Supplied records |

++++++

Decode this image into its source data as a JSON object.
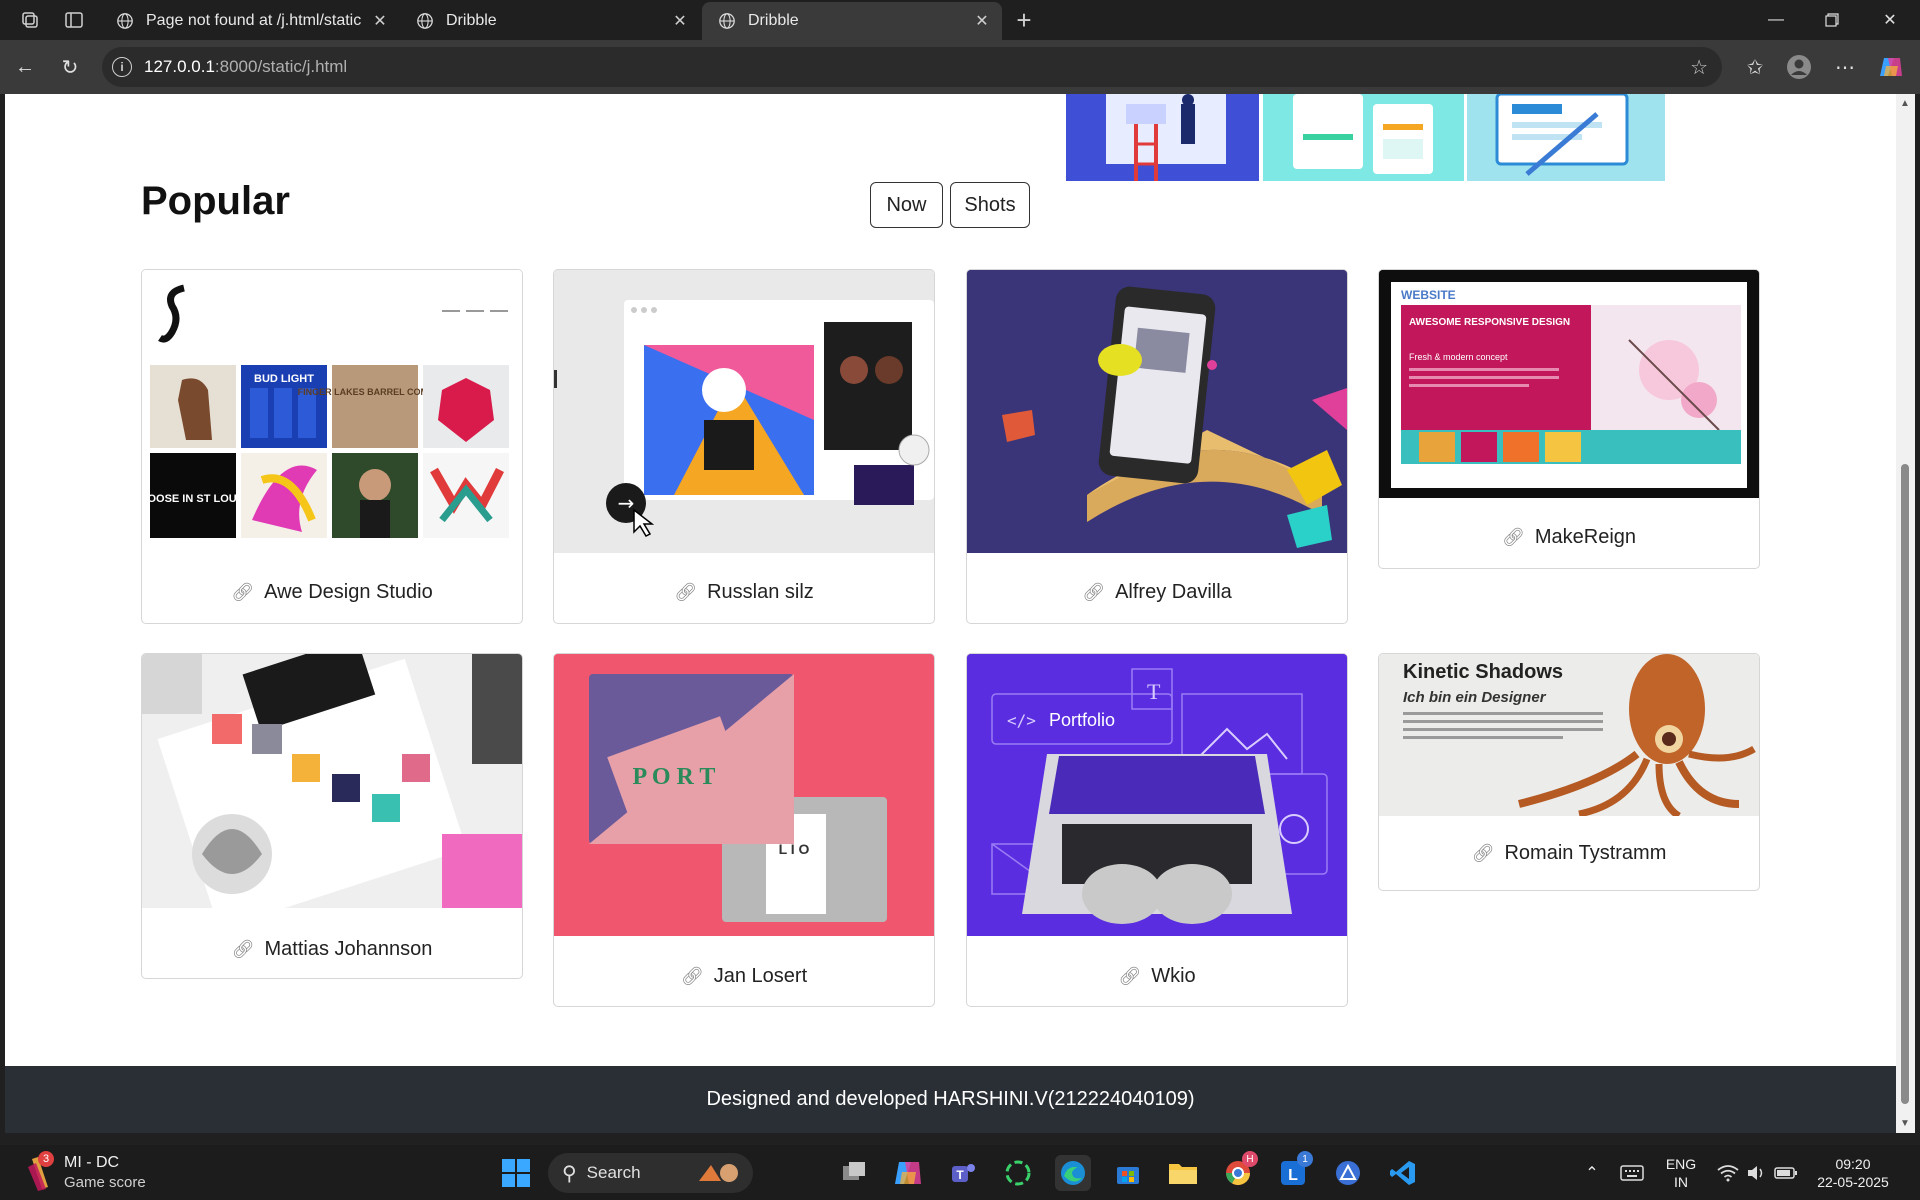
{
  "browser": {
    "tabs": [
      {
        "title": "Page not found at /j.html/static",
        "active": false
      },
      {
        "title": "Dribble",
        "active": false
      },
      {
        "title": "Dribble",
        "active": true
      }
    ],
    "url_host": "127.0.0.1",
    "url_rest": ":8000/static/j.html"
  },
  "page": {
    "section_title": "Popular",
    "filters": [
      "Now",
      "Shots"
    ],
    "cards": [
      {
        "label": "Awe Design Studio"
      },
      {
        "label": "Russlan silz"
      },
      {
        "label": "Alfrey Davilla"
      },
      {
        "label": "MakeReign"
      },
      {
        "label": "Mattias Johannson"
      },
      {
        "label": "Jan Losert"
      },
      {
        "label": "Wkio"
      },
      {
        "label": "Romain Tystramm"
      }
    ],
    "thumb_text": {
      "makereign_site": "WEBSITE",
      "makereign_headline": "AWESOME RESPONSIVE DESIGN",
      "makereign_sub": "Fresh & modern concept",
      "romain_title": "Kinetic Shadows",
      "romain_sub": "Ich bin ein Designer",
      "wkio_portfolio": "Portfolio",
      "awe_goose": "GOOSE IN ST LOUIS",
      "awe_bud": "BUD LIGHT",
      "awe_finger": "FINGER LAKES BARREL COMPANY"
    },
    "footer": "Designed and developed HARSHINI.V(212224040109)"
  },
  "taskbar": {
    "game_title": "MI - DC",
    "game_sub": "Game score",
    "game_badge": "3",
    "search_label": "Search",
    "lang_top": "ENG",
    "lang_bottom": "IN",
    "time": "09:20",
    "date": "22-05-2025",
    "teams_badge": "1",
    "chrome_badge": "H"
  },
  "colors": {
    "footer_bg": "#2a2f35",
    "wkio_bg": "#5b2de0",
    "jan_bg": "#f0566e",
    "makereign_bg": "#c2185b",
    "alfrey_bg": "#3a3478"
  }
}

++++++

What to do | Scan the material above for the string "static" and report each line where you find it.

Task solution |
        "title": "Page not found at /j.html/static",
    "url_rest": ":8000/static/j.html"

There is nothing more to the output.